## GIVEN INSTRUCTION
Give the material again in full, matching it exactly.

-*-

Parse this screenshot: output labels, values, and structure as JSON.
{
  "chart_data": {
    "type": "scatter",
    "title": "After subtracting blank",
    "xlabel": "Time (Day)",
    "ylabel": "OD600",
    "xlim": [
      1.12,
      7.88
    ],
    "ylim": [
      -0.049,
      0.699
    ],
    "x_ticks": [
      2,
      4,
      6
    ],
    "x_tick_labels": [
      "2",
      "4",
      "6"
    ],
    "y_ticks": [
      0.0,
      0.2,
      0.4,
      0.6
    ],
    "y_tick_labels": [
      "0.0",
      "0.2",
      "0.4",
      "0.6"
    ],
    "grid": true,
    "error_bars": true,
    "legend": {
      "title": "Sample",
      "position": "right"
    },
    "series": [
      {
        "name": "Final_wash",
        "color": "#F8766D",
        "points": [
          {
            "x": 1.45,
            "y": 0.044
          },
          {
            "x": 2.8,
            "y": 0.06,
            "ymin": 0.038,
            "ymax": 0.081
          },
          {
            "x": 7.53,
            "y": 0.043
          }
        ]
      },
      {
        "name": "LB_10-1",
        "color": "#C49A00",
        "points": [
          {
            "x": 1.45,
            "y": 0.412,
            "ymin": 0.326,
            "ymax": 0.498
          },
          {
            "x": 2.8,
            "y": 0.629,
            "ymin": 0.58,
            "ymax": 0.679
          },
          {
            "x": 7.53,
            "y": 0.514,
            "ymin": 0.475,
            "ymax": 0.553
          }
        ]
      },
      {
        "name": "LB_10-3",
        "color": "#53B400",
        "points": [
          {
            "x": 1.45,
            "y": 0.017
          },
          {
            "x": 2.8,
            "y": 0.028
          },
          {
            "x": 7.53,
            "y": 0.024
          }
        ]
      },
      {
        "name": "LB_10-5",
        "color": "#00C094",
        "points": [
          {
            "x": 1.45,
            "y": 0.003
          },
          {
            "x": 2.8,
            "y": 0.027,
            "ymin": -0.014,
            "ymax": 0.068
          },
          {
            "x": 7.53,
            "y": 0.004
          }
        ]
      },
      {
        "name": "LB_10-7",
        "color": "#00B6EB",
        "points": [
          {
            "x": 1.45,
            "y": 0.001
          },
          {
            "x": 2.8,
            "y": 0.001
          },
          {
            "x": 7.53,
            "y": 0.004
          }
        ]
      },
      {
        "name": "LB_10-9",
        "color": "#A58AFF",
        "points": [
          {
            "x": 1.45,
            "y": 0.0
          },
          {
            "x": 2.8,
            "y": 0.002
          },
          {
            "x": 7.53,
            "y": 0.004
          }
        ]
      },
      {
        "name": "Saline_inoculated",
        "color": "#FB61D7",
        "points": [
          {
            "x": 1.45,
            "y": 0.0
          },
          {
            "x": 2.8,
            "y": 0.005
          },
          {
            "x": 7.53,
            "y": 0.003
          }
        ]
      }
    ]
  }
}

-*-

## CORRECT RESULT
Parse this screenshot: output labels, values, and structure as JSON.
{
  "chart_data": {
    "type": "scatter",
    "title": "After subtracting blank",
    "xlabel": "Time (Day)",
    "ylabel": "OD600",
    "xlim": [
      1.12,
      7.88
    ],
    "ylim": [
      -0.049,
      0.699
    ],
    "x_ticks": [
      2,
      4,
      6
    ],
    "x_tick_labels": [
      "2",
      "4",
      "6"
    ],
    "y_ticks": [
      0.0,
      0.2,
      0.4,
      0.6
    ],
    "y_tick_labels": [
      "0.0",
      "0.2",
      "0.4",
      "0.6"
    ],
    "grid": true,
    "error_bars": true,
    "legend": {
      "title": "Sample",
      "position": "right"
    },
    "series": [
      {
        "name": "Final_wash",
        "color": "#F8766D",
        "points": [
          {
            "x": 1.45,
            "y": 0.044
          },
          {
            "x": 2.8,
            "y": 0.06,
            "ymin": 0.038,
            "ymax": 0.081
          },
          {
            "x": 7.53,
            "y": 0.043
          }
        ]
      },
      {
        "name": "LB_10-1",
        "color": "#C49A00",
        "points": [
          {
            "x": 1.45,
            "y": 0.412,
            "ymin": 0.326,
            "ymax": 0.498
          },
          {
            "x": 2.8,
            "y": 0.629,
            "ymin": 0.58,
            "ymax": 0.679
          },
          {
            "x": 7.53,
            "y": 0.514,
            "ymin": 0.475,
            "ymax": 0.553
          }
        ]
      },
      {
        "name": "LB_10-3",
        "color": "#53B400",
        "points": [
          {
            "x": 1.45,
            "y": 0.017
          },
          {
            "x": 2.8,
            "y": 0.028
          },
          {
            "x": 7.53,
            "y": 0.024
          }
        ]
      },
      {
        "name": "LB_10-5",
        "color": "#00C094",
        "points": [
          {
            "x": 1.45,
            "y": 0.003
          },
          {
            "x": 2.8,
            "y": 0.027,
            "ymin": -0.014,
            "ymax": 0.068
          },
          {
            "x": 7.53,
            "y": 0.004
          }
        ]
      },
      {
        "name": "LB_10-7",
        "color": "#00B6EB",
        "points": [
          {
            "x": 1.45,
            "y": 0.001
          },
          {
            "x": 2.8,
            "y": 0.001
          },
          {
            "x": 7.53,
            "y": 0.004
          }
        ]
      },
      {
        "name": "LB_10-9",
        "color": "#A58AFF",
        "points": [
          {
            "x": 1.45,
            "y": 0.0
          },
          {
            "x": 2.8,
            "y": 0.002
          },
          {
            "x": 7.53,
            "y": 0.004
          }
        ]
      },
      {
        "name": "Saline_inoculated",
        "color": "#FB61D7",
        "points": [
          {
            "x": 1.45,
            "y": 0.0
          },
          {
            "x": 2.8,
            "y": 0.005
          },
          {
            "x": 7.53,
            "y": 0.003
          }
        ]
      }
    ]
  }
}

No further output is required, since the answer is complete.